WHAT YOU ARE ASKED TO DO: Which lines include the word "icon"? Copy each of them.

==== DATA SUPPLIED

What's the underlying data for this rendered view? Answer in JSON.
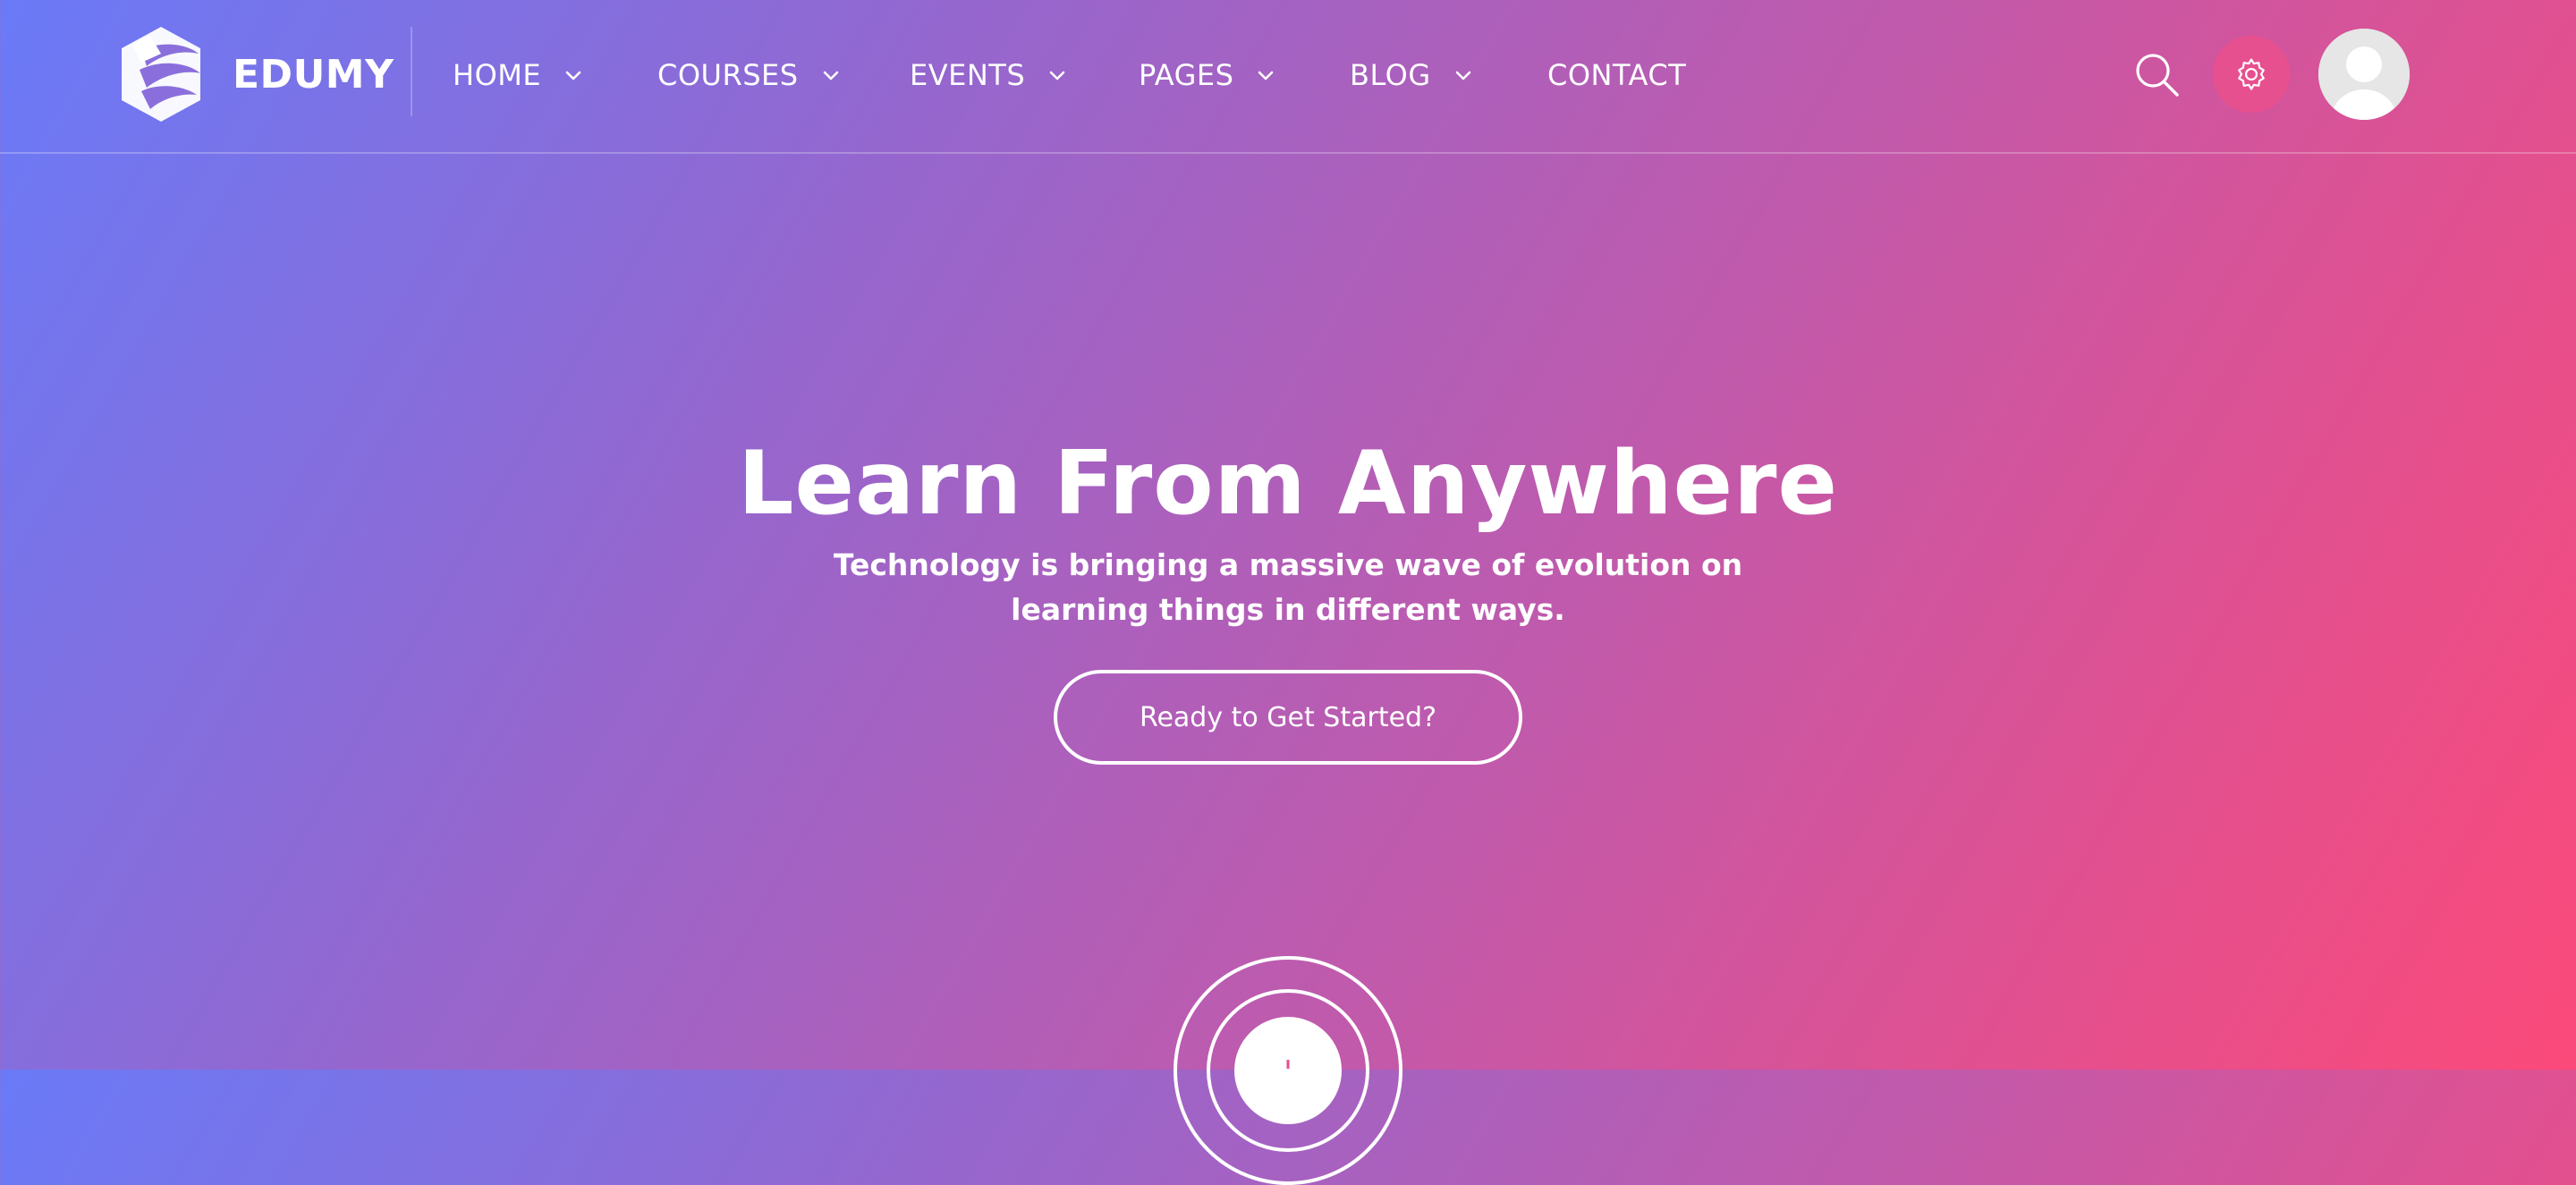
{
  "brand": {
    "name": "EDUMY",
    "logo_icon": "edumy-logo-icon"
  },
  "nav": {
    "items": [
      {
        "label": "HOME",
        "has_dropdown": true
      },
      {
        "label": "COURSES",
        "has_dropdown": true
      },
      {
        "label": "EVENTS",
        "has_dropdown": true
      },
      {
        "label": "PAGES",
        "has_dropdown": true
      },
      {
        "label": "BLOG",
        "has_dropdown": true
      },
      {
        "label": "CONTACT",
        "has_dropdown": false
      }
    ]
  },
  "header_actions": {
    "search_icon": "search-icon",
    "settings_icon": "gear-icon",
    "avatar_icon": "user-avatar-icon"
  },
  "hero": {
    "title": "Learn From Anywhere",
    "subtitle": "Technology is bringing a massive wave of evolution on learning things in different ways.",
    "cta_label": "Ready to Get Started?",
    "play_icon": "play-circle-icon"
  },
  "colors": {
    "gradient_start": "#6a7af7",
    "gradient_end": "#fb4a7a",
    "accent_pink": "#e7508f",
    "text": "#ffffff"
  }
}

========

EXERCISE RESPONSE:
    "logo_icon": "edumy-logo-icon"
    "search_icon": "search-icon",
    "settings_icon": "gear-icon",
    "avatar_icon": "user-avatar-icon"
    "play_icon": "play-circle-icon"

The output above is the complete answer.